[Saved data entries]
━━━━━━━━━━

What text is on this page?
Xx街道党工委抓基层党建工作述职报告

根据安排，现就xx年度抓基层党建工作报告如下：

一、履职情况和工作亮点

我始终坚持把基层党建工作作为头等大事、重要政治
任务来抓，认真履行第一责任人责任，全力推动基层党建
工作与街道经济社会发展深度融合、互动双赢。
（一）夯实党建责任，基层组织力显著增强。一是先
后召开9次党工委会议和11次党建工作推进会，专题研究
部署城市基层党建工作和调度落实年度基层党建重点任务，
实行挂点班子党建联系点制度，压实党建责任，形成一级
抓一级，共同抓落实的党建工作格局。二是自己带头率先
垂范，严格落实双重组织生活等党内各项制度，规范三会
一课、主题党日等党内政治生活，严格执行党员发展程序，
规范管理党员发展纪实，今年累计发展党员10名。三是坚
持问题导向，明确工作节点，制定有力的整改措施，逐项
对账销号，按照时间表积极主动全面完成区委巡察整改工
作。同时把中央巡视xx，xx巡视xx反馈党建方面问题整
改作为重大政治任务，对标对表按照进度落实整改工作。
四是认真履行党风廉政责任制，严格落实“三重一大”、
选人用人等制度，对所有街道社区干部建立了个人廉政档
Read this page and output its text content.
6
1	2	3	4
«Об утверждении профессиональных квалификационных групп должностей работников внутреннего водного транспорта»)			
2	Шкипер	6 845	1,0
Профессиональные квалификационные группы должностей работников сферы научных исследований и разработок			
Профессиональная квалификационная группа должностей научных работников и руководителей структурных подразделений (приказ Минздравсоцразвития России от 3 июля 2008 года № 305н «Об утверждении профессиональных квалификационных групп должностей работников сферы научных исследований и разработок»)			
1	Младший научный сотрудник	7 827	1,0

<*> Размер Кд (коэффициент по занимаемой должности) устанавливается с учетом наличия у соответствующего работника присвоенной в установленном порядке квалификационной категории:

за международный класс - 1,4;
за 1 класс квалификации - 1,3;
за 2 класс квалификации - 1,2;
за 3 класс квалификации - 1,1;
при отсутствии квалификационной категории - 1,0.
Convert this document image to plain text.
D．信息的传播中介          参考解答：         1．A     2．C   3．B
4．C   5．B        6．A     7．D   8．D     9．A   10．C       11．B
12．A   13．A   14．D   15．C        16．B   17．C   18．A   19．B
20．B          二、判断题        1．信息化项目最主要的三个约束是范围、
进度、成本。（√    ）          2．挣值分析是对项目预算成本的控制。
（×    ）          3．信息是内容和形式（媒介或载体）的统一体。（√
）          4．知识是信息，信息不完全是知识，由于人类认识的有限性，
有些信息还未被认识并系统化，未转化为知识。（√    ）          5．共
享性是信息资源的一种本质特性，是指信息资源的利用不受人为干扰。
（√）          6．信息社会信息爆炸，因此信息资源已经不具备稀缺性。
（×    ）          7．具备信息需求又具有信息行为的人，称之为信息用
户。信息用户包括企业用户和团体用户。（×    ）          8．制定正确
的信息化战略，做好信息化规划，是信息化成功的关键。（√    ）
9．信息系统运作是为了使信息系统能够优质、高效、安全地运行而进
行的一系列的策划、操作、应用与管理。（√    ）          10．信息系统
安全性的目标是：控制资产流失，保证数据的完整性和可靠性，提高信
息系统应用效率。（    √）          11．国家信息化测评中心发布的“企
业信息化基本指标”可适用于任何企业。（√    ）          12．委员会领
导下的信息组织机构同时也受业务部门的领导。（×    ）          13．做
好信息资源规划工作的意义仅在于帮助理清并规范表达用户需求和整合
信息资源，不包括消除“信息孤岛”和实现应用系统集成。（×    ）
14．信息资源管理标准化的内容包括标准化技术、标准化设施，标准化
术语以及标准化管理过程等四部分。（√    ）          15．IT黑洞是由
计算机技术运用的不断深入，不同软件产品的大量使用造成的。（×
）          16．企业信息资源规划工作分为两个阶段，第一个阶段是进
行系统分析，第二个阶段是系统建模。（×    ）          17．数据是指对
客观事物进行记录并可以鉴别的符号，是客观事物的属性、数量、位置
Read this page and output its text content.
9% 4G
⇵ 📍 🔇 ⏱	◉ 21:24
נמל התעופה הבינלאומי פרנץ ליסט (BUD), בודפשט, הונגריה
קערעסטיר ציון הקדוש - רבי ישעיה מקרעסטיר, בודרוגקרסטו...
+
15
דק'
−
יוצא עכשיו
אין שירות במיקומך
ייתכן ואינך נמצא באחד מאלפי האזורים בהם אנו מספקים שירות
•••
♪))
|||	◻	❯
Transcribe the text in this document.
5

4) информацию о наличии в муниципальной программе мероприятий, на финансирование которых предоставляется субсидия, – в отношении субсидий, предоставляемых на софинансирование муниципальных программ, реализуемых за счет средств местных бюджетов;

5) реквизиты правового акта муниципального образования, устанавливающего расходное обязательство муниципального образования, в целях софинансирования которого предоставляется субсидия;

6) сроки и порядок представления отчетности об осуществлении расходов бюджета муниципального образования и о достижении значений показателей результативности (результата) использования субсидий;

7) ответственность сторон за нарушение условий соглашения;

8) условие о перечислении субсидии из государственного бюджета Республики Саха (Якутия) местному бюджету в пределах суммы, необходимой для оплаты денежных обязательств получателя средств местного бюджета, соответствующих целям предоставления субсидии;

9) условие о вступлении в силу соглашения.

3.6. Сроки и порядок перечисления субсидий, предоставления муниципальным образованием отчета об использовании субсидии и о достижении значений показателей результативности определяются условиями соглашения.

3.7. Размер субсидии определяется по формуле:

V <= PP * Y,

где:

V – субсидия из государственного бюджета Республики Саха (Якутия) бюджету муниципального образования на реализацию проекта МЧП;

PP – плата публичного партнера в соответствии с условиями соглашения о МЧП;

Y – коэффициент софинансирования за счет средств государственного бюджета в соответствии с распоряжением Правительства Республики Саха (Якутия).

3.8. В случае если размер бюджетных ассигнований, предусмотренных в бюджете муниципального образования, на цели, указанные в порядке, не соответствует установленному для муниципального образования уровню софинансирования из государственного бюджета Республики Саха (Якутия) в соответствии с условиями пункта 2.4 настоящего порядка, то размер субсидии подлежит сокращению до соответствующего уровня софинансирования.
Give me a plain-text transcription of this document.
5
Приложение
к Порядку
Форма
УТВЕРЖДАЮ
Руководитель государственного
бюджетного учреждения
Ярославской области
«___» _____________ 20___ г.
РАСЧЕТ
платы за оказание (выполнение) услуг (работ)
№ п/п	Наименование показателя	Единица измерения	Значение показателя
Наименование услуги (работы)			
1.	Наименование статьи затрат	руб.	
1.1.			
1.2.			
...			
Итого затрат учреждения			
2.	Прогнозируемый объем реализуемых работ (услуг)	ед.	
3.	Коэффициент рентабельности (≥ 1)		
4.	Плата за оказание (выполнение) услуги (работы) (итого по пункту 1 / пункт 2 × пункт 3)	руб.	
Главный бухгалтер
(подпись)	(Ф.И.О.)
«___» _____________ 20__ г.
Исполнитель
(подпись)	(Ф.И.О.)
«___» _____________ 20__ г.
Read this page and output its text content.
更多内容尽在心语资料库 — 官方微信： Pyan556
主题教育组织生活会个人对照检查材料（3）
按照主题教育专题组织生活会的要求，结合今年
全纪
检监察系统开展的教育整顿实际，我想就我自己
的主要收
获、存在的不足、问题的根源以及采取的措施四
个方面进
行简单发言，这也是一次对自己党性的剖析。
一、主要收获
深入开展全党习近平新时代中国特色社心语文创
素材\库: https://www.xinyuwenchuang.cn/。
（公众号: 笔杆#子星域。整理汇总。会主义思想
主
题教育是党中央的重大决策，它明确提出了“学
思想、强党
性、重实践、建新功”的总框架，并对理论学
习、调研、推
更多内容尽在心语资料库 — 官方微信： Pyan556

━━━━━━━━━━

**Your goal:**
Copy all lines from the material that include "профессиональных".

**The response:**
«Об утверждении профессиональных квалификационных групп должностей работников внутреннего водного транспорта»)			
Профессиональная квалификационная группа должностей научных работников и руководителей структурных подразделений (приказ Минздравсоцразвития России от 3 июля 2008 года № 305н «Об утверждении профессиональных квалификационных групп должностей работников сферы научных исследований и разработок»)			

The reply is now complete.